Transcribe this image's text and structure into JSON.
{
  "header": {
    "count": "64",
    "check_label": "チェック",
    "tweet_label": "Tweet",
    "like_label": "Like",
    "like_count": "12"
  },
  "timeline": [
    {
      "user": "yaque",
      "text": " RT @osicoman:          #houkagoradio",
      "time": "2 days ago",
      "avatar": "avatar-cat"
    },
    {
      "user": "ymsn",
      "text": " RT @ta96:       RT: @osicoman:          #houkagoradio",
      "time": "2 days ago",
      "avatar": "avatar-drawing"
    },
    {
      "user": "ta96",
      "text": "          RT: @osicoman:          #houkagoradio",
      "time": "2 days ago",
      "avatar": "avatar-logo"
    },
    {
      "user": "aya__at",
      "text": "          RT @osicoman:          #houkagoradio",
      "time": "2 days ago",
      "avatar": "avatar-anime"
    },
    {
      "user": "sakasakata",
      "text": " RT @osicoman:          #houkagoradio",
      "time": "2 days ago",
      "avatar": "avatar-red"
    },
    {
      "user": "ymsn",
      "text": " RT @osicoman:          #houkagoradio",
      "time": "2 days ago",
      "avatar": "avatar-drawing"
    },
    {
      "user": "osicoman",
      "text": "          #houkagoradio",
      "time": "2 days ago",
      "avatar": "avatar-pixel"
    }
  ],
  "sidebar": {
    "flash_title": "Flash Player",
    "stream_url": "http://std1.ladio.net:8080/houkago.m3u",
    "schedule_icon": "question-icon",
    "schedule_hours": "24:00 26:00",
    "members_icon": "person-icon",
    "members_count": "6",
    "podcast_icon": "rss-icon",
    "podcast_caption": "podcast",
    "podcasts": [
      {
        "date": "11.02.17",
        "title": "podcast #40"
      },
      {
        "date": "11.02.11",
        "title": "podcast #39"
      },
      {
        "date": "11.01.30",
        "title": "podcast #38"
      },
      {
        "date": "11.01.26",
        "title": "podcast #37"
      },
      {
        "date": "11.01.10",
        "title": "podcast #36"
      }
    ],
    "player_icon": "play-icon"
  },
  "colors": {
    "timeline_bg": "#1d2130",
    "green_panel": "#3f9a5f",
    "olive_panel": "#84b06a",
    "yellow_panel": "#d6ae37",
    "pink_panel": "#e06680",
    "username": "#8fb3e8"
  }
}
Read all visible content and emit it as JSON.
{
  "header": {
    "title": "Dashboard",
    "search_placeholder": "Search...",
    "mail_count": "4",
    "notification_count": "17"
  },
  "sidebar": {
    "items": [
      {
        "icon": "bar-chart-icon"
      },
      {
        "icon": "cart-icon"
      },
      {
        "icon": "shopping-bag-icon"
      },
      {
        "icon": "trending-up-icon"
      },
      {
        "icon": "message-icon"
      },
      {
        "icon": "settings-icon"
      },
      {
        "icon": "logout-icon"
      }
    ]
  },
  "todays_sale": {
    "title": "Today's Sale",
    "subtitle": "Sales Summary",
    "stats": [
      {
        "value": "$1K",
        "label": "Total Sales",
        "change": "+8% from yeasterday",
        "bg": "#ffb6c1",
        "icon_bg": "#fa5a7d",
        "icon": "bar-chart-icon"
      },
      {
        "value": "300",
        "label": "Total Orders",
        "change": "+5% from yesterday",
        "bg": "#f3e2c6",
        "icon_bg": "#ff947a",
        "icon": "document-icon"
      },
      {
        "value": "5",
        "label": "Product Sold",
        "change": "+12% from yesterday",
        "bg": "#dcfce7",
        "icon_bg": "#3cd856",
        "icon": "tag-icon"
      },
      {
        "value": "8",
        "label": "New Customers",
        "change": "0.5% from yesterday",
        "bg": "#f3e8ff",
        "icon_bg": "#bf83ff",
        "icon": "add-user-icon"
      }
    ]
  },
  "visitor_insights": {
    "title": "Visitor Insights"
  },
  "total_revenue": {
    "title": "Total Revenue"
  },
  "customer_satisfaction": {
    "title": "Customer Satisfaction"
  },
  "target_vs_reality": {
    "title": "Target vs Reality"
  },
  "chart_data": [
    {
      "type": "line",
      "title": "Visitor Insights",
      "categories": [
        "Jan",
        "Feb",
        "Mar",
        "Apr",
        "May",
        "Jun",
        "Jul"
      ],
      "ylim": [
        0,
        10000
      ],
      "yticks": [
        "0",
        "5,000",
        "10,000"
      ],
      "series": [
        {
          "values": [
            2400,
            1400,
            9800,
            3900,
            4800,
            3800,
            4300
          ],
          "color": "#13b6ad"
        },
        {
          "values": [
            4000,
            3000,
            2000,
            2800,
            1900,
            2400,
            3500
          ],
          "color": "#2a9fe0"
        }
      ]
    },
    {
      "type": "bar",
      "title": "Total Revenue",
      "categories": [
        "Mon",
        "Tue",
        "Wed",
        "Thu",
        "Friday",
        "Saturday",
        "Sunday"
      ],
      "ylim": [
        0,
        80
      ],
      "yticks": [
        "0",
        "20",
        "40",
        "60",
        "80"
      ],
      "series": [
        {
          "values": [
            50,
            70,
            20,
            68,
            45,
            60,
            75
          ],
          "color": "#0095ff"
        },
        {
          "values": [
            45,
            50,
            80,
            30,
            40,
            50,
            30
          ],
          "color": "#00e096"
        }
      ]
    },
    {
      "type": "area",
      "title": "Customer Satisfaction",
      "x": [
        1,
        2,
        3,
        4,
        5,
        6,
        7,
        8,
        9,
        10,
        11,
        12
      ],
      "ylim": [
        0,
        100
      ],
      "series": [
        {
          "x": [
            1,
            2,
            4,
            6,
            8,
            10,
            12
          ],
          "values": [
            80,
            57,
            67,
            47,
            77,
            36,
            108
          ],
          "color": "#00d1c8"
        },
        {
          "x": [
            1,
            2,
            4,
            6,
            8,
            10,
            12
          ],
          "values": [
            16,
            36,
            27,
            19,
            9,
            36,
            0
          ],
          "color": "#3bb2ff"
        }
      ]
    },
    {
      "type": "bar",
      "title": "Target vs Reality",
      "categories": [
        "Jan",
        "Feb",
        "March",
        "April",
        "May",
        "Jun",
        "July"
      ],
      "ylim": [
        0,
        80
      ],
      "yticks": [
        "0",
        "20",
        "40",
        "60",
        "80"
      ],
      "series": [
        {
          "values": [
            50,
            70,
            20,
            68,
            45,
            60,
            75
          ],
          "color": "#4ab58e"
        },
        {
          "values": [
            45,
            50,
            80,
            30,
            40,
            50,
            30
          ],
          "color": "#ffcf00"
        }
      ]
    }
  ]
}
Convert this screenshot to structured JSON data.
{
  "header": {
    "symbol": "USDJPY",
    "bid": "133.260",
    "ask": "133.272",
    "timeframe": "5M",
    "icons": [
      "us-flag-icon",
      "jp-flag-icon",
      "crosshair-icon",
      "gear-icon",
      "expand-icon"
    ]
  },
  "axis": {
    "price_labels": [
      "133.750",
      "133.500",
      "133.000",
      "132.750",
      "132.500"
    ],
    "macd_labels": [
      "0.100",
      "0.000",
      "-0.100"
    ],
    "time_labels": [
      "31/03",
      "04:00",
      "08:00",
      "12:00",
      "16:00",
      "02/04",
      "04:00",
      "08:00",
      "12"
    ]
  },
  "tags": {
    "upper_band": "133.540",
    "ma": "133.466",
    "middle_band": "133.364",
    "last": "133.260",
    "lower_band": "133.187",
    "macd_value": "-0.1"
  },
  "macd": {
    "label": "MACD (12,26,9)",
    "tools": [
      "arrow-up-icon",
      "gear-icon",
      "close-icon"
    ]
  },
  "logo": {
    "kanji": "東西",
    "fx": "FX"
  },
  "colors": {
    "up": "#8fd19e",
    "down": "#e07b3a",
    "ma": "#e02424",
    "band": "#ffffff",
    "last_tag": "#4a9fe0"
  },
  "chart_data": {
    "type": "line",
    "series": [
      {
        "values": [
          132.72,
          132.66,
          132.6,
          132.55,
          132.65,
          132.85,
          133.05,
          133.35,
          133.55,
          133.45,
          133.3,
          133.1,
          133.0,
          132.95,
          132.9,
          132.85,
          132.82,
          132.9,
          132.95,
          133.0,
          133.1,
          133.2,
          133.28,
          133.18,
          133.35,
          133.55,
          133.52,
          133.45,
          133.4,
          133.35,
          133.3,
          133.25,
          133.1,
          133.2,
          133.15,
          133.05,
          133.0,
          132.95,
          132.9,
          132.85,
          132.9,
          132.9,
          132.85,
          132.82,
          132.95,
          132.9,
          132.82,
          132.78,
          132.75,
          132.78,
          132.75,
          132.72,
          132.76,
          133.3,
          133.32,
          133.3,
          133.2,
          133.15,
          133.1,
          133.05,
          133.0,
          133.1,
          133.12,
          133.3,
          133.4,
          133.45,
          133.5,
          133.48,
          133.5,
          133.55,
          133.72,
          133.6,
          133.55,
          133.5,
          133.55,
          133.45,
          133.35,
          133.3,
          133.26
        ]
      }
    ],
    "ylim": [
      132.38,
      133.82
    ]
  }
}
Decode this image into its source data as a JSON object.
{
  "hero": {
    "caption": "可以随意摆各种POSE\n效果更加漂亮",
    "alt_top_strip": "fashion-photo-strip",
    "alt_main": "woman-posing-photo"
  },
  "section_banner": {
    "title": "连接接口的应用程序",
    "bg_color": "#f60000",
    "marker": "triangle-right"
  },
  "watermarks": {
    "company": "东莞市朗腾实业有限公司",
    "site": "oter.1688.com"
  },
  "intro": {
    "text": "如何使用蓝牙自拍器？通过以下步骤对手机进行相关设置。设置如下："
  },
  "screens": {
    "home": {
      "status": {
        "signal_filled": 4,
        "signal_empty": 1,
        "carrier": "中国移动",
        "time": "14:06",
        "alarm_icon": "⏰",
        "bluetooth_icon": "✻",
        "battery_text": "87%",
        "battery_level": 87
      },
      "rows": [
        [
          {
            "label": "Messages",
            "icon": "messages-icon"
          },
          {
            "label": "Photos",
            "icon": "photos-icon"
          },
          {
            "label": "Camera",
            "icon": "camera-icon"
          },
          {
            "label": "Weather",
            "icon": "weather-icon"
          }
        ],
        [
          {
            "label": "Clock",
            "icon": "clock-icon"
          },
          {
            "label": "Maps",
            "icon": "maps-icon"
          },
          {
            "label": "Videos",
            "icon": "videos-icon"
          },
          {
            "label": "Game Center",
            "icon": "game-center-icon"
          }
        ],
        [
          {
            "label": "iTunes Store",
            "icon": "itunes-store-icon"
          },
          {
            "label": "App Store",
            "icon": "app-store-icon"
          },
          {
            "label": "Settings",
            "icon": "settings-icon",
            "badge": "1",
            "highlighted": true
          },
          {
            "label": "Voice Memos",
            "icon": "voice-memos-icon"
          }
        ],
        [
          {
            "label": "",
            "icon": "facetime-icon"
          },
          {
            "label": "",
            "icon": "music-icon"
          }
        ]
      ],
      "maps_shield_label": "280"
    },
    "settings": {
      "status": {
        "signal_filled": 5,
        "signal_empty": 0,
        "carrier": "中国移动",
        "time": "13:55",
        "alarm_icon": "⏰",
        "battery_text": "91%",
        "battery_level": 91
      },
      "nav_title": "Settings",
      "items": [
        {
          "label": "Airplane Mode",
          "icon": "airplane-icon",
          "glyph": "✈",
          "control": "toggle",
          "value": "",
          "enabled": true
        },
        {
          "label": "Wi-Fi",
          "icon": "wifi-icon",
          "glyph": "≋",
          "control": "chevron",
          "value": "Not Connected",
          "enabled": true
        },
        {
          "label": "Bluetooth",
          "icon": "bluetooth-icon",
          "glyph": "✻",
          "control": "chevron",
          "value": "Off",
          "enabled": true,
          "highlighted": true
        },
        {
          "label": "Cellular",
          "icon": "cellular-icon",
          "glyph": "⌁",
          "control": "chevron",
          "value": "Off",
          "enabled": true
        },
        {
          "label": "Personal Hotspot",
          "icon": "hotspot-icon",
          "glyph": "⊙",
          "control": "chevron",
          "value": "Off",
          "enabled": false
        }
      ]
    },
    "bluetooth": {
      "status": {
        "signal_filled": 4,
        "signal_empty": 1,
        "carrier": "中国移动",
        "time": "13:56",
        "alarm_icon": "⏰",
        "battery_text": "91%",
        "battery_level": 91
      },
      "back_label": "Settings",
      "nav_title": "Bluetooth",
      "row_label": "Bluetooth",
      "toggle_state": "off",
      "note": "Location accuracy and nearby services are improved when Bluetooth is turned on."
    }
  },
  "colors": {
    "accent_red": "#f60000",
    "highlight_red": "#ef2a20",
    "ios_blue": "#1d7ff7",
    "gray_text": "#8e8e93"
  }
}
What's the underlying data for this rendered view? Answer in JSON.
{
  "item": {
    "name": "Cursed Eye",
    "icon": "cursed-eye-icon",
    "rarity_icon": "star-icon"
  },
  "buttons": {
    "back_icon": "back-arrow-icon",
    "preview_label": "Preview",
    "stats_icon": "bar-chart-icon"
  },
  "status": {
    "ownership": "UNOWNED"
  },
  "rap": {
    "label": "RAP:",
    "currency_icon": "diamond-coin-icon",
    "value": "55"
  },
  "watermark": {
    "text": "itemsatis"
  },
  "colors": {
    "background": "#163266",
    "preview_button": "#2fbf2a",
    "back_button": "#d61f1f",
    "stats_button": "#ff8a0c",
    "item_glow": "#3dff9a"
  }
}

+ + + + + + +

Given instruction: Copy out every line from the one containing "What's the underlying" to the end of the material, both ends included.

Result for this task:
What's the underlying data for this rendered view? Answer in JSON.
{
  "item": {
    "name": "Cursed Eye",
    "icon": "cursed-eye-icon",
    "rarity_icon": "star-icon"
  },
  "buttons": {
    "back_icon": "back-arrow-icon",
    "preview_label": "Preview",
    "stats_icon": "bar-chart-icon"
  },
  "status": {
    "ownership": "UNOWNED"
  },
  "rap": {
    "label": "RAP:",
    "currency_icon": "diamond-coin-icon",
    "value": "55"
  },
  "watermark": {
    "text": "itemsatis"
  },
  "colors": {
    "background": "#163266",
    "preview_button": "#2fbf2a",
    "back_button": "#d61f1f",
    "stats_button": "#ff8a0c",
    "item_glow": "#3dff9a"
  }
}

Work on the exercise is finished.